* [Task to carry out]: Keep only those lines of the records that include the string "this".
-- Start --
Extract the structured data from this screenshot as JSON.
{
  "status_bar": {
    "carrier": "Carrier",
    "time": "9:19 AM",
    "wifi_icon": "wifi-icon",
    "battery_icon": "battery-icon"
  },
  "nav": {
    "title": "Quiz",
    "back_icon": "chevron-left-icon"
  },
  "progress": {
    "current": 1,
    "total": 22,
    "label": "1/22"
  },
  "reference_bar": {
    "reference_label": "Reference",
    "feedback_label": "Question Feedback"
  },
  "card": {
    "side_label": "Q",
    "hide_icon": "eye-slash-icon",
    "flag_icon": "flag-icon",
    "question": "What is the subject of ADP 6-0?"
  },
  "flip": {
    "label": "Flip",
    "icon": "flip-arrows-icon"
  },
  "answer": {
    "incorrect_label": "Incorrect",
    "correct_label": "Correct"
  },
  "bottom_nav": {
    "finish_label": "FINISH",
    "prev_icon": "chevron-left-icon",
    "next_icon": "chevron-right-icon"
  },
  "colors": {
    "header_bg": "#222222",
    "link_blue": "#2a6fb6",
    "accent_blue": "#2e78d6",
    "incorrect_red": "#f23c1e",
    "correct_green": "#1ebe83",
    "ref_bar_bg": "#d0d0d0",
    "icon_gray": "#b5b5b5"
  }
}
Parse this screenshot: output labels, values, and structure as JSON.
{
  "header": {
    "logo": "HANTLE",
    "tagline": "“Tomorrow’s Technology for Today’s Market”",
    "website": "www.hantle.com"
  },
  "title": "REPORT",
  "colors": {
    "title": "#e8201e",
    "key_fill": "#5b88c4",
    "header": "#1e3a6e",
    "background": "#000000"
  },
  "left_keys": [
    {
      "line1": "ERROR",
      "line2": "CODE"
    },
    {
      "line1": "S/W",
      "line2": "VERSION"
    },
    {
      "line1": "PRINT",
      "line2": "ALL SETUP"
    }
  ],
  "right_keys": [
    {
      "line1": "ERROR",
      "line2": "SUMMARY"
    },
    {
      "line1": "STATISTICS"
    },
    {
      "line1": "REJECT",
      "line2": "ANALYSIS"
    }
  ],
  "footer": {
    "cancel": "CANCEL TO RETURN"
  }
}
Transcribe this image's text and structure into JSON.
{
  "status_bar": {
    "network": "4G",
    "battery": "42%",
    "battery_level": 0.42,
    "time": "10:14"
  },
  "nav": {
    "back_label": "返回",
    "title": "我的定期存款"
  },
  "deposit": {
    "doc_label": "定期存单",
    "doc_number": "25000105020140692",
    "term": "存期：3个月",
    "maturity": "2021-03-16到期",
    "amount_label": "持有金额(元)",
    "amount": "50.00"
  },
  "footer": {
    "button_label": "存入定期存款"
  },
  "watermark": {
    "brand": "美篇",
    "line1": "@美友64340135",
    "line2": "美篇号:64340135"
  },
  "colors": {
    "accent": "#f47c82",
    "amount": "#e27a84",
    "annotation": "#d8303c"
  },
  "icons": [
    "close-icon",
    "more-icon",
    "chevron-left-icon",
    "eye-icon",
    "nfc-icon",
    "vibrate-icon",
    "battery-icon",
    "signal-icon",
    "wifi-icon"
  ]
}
-- End --
* [Written response]:
Extract the structured data from this screenshot as JSON.
Parse this screenshot: output labels, values, and structure as JSON.
Transcribe this image's text and structure into JSON.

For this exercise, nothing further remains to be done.